_Written problem:_
Repeat every line below exactly, word for word.

_Working data:_

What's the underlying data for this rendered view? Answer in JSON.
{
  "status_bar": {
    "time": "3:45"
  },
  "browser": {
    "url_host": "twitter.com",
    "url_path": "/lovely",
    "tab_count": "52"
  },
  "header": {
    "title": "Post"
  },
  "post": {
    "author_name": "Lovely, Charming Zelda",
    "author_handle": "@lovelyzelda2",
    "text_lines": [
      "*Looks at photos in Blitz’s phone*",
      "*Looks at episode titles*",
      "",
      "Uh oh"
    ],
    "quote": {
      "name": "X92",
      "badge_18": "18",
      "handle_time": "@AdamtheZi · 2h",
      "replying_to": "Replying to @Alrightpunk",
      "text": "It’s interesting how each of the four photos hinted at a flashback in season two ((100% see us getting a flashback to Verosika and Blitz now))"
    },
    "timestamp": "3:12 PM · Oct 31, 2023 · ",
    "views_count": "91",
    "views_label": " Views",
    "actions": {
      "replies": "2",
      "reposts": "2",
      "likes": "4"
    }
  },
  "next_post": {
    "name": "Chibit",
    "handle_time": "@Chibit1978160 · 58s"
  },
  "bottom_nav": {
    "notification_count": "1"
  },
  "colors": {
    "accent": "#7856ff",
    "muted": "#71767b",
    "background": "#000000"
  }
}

_Written answer:_
What's the underlying data for this rendered view? Answer in JSON.
{
  "status_bar": {
    "time": "3:45"
  },
  "browser": {
    "url_host": "twitter.com",
    "url_path": "/lovely",
    "tab_count": "52"
  },
  "header": {
    "title": "Post"
  },
  "post": {
    "author_name": "Lovely, Charming Zelda",
    "author_handle": "@lovelyzelda2",
    "text_lines": [
      "*Looks at photos in Blitz’s phone*",
      "*Looks at episode titles*",
      "",
      "Uh oh"
    ],
    "quote": {
      "name": "X92",
      "badge_18": "18",
      "handle_time": "@AdamtheZi · 2h",
      "replying_to": "Replying to @Alrightpunk",
      "text": "It’s interesting how each of the four photos hinted at a flashback in season two ((100% see us getting a flashback to Verosika and Blitz now))"
    },
    "timestamp": "3:12 PM · Oct 31, 2023 · ",
    "views_count": "91",
    "views_label": " Views",
    "actions": {
      "replies": "2",
      "reposts": "2",
      "likes": "4"
    }
  },
  "next_post": {
    "name": "Chibit",
    "handle_time": "@Chibit1978160 · 58s"
  },
  "bottom_nav": {
    "notification_count": "1"
  },
  "colors": {
    "accent": "#7856ff",
    "muted": "#71767b",
    "background": "#000000"
  }
}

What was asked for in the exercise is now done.